§ The task: Extract each line from the entries below that has the string "tụng" in it.

§ Material to process:

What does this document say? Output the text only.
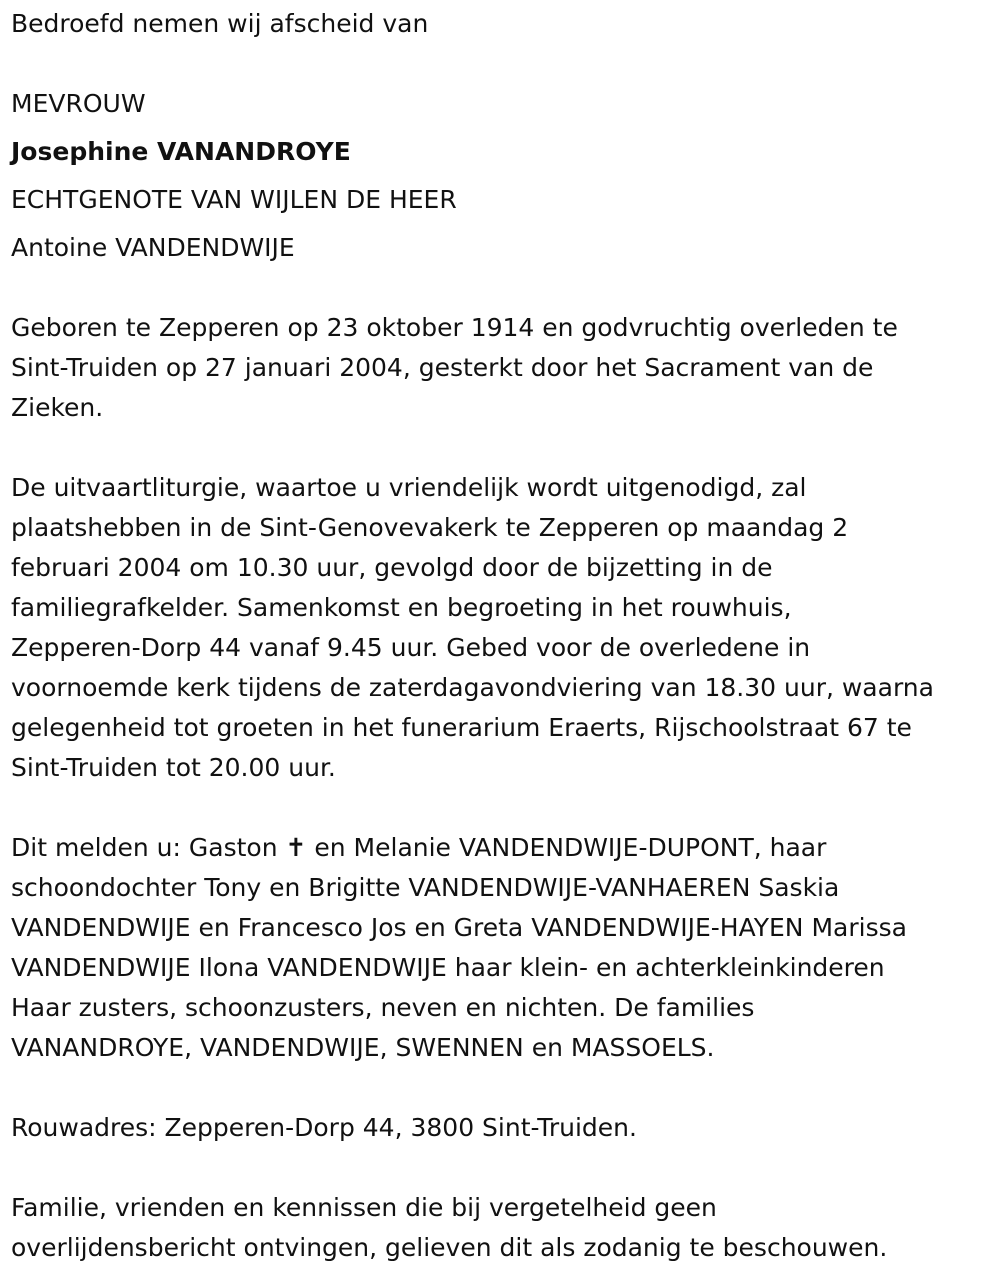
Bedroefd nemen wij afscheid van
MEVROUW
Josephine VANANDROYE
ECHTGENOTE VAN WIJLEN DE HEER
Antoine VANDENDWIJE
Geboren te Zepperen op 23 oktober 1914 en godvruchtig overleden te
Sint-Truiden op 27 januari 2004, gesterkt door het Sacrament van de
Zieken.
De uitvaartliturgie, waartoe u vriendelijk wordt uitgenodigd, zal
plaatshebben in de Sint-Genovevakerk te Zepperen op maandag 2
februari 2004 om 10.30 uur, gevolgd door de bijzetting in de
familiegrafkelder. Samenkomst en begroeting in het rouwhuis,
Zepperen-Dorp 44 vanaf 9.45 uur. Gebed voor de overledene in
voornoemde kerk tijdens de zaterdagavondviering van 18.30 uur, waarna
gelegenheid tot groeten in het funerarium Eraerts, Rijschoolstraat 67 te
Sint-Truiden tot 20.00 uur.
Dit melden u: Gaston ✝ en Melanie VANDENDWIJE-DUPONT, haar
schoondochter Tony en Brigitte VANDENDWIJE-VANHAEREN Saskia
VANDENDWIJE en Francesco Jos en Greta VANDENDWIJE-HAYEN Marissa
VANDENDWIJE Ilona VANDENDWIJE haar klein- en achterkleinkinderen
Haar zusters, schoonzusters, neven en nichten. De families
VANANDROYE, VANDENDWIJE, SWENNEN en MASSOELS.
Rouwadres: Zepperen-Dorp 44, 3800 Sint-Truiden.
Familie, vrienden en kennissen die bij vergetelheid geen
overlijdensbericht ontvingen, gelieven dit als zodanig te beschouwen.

--

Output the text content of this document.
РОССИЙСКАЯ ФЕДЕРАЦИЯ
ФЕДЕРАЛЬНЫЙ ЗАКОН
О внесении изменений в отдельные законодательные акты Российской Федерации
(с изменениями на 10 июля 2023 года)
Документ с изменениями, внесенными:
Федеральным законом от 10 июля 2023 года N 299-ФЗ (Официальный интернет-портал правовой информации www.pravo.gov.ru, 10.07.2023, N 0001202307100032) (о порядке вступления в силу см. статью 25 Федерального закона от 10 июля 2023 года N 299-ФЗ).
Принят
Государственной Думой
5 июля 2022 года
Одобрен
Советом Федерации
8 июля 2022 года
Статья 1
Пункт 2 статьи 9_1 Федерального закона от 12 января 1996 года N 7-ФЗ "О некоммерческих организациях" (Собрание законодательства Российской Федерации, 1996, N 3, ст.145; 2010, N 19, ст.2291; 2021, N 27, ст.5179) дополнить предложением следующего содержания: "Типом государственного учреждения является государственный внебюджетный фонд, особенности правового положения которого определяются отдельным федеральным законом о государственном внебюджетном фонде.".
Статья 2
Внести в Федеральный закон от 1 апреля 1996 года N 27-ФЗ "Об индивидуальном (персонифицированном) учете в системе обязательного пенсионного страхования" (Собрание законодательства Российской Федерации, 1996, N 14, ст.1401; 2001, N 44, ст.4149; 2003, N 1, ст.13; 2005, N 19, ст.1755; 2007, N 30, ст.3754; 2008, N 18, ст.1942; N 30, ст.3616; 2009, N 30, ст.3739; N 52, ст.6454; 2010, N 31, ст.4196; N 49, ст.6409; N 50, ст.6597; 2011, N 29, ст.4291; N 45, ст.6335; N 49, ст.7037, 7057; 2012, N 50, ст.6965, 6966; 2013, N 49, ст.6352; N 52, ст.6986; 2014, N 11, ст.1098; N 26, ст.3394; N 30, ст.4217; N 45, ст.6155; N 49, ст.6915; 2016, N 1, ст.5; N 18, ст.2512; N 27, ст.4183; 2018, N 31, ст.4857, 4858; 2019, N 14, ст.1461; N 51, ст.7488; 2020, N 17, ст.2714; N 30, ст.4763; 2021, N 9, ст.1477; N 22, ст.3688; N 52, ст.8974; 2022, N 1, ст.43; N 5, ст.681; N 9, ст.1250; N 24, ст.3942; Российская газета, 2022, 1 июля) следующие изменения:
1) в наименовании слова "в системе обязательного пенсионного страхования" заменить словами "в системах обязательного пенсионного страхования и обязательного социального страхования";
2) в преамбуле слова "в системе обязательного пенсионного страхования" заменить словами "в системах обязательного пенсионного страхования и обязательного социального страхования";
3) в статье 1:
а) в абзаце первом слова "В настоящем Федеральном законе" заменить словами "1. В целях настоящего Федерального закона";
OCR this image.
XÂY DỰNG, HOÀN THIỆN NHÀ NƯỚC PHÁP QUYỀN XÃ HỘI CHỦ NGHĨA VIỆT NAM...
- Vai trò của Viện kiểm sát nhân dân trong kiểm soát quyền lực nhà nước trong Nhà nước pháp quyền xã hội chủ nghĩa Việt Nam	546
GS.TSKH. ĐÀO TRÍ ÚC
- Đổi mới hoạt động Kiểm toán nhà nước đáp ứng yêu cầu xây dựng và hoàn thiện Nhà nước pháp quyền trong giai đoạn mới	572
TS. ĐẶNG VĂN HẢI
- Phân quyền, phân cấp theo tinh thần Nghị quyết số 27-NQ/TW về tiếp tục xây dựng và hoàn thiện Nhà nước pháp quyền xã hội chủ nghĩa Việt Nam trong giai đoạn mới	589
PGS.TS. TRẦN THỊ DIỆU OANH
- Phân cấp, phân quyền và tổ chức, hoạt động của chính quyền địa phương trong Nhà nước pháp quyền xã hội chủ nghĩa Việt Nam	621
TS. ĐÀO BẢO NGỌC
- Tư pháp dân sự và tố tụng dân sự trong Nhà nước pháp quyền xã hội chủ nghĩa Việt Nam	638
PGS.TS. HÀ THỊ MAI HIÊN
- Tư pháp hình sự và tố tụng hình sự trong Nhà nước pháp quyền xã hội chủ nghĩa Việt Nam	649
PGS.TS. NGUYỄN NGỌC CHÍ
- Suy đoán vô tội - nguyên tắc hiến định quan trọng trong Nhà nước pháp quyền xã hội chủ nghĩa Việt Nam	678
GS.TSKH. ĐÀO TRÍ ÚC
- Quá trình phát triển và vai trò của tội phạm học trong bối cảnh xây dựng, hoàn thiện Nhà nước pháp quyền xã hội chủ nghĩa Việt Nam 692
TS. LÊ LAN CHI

§ Correct result:
- Tư pháp dân sự và tố tụng dân sự trong Nhà nước pháp quyền xã hội chủ nghĩa Việt Nam	638
- Tư pháp hình sự và tố tụng hình sự trong Nhà nước pháp quyền xã hội chủ nghĩa Việt Nam	649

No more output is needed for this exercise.